> [Direction] Return the records exactly as they are.

Records for the task start

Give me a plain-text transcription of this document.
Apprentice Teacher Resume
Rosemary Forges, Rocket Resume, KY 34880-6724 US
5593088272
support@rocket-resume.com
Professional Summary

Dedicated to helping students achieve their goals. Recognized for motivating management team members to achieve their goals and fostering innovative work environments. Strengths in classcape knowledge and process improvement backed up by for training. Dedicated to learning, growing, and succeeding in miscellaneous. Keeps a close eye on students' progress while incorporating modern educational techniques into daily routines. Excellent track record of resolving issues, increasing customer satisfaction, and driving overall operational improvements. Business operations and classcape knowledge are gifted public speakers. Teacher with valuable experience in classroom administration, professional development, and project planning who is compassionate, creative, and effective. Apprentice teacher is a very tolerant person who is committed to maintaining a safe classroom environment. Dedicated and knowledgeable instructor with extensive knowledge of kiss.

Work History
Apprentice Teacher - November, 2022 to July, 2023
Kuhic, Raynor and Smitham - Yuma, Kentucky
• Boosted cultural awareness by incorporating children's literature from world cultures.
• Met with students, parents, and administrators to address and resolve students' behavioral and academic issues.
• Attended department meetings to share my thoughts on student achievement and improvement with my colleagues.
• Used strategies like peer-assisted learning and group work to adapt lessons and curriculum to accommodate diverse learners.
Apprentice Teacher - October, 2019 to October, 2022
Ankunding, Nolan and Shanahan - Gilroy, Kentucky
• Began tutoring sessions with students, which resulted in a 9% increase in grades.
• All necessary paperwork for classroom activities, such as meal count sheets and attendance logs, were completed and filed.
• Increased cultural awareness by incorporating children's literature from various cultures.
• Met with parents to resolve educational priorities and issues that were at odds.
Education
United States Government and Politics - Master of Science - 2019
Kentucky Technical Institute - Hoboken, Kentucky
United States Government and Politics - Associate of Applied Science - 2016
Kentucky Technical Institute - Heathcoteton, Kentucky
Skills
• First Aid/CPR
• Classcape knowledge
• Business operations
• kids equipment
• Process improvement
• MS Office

Records for the task end

> [Task answer]
Give me a plain-text transcription of this document.
Apprentice Teacher Resume
Rosemary Forges, Rocket Resume, KY 34880-6724 US
5593088272
support@rocket-resume.com
Professional Summary

Dedicated to helping students achieve their goals. Recognized for motivating management team members to achieve their goals and fostering innovative work environments. Strengths in classcape knowledge and process improvement backed up by for training. Dedicated to learning, growing, and succeeding in miscellaneous. Keeps a close eye on students' progress while incorporating modern educational techniques into daily routines. Excellent track record of resolving issues, increasing customer satisfaction, and driving overall operational improvements. Business operations and classcape knowledge are gifted public speakers. Teacher with valuable experience in classroom administration, professional development, and project planning who is compassionate, creative, and effective. Apprentice teacher is a very tolerant person who is committed to maintaining a safe classroom environment. Dedicated and knowledgeable instructor with extensive knowledge of kiss.

Work History
Apprentice Teacher - November, 2022 to July, 2023
Kuhic, Raynor and Smitham - Yuma, Kentucky
• Boosted cultural awareness by incorporating children's literature from world cultures.
• Met with students, parents, and administrators to address and resolve students' behavioral and academic issues.
• Attended department meetings to share my thoughts on student achievement and improvement with my colleagues.
• Used strategies like peer-assisted learning and group work to adapt lessons and curriculum to accommodate diverse learners.
Apprentice Teacher - October, 2019 to October, 2022
Ankunding, Nolan and Shanahan - Gilroy, Kentucky
• Began tutoring sessions with students, which resulted in a 9% increase in grades.
• All necessary paperwork for classroom activities, such as meal count sheets and attendance logs, were completed and filed.
• Increased cultural awareness by incorporating children's literature from various cultures.
• Met with parents to resolve educational priorities and issues that were at odds.
Education
United States Government and Politics - Master of Science - 2019
Kentucky Technical Institute - Hoboken, Kentucky
United States Government and Politics - Associate of Applied Science - 2016
Kentucky Technical Institute - Heathcoteton, Kentucky
Skills
• First Aid/CPR
• Classcape knowledge
• Business operations
• kids equipment
• Process improvement
• MS Office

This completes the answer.